DATASET EXTRACT:
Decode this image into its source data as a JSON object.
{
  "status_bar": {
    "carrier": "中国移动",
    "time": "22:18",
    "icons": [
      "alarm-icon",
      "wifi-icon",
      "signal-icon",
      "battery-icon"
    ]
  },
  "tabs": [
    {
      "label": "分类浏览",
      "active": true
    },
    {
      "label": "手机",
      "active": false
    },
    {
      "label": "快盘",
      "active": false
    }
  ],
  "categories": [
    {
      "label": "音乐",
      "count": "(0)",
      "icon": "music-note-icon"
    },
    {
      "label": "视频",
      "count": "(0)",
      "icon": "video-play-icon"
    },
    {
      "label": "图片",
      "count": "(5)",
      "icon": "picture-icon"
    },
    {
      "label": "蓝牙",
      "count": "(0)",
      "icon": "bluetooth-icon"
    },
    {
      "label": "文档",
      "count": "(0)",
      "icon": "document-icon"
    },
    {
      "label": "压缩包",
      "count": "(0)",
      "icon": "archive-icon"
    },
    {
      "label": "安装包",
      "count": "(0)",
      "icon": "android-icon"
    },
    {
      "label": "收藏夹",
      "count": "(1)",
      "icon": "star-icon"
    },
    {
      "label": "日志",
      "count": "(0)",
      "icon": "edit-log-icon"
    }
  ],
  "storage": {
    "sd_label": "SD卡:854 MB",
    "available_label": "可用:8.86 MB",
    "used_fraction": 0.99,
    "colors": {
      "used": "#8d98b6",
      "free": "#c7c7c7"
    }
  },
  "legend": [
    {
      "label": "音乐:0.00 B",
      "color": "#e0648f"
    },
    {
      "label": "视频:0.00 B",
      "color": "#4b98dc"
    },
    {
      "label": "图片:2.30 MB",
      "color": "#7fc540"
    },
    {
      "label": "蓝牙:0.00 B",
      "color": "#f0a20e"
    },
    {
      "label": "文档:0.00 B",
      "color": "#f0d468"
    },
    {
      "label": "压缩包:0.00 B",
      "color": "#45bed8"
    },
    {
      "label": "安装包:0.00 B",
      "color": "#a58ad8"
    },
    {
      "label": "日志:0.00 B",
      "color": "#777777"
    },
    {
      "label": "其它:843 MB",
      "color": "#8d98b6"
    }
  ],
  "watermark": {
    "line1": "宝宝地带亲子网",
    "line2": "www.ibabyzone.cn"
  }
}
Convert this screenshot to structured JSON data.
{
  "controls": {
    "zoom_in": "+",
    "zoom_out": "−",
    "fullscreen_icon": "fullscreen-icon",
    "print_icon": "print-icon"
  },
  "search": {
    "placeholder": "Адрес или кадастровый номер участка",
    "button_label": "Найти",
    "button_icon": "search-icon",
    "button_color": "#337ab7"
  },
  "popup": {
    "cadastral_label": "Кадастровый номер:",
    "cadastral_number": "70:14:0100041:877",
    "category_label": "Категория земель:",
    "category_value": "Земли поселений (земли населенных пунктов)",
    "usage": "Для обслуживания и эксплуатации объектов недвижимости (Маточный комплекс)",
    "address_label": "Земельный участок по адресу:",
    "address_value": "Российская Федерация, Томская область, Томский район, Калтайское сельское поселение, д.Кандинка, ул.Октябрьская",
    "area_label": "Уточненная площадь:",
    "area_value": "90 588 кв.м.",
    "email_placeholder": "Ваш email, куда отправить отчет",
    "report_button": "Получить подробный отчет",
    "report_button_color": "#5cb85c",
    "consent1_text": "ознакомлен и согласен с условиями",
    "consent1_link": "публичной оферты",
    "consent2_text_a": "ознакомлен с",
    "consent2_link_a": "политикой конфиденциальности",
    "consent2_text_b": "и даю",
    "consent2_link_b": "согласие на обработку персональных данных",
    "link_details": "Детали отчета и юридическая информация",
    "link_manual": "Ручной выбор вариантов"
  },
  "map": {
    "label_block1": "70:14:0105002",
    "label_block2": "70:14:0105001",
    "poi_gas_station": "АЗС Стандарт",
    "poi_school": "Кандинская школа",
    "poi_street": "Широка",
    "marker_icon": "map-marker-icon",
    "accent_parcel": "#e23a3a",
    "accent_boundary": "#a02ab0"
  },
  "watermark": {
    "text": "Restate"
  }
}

WRITTEN REQUEST:
Determine how many lines of the listing hold the word "ознакомлен" and reply with that figure alone.

WRITTEN SOLUTION:
2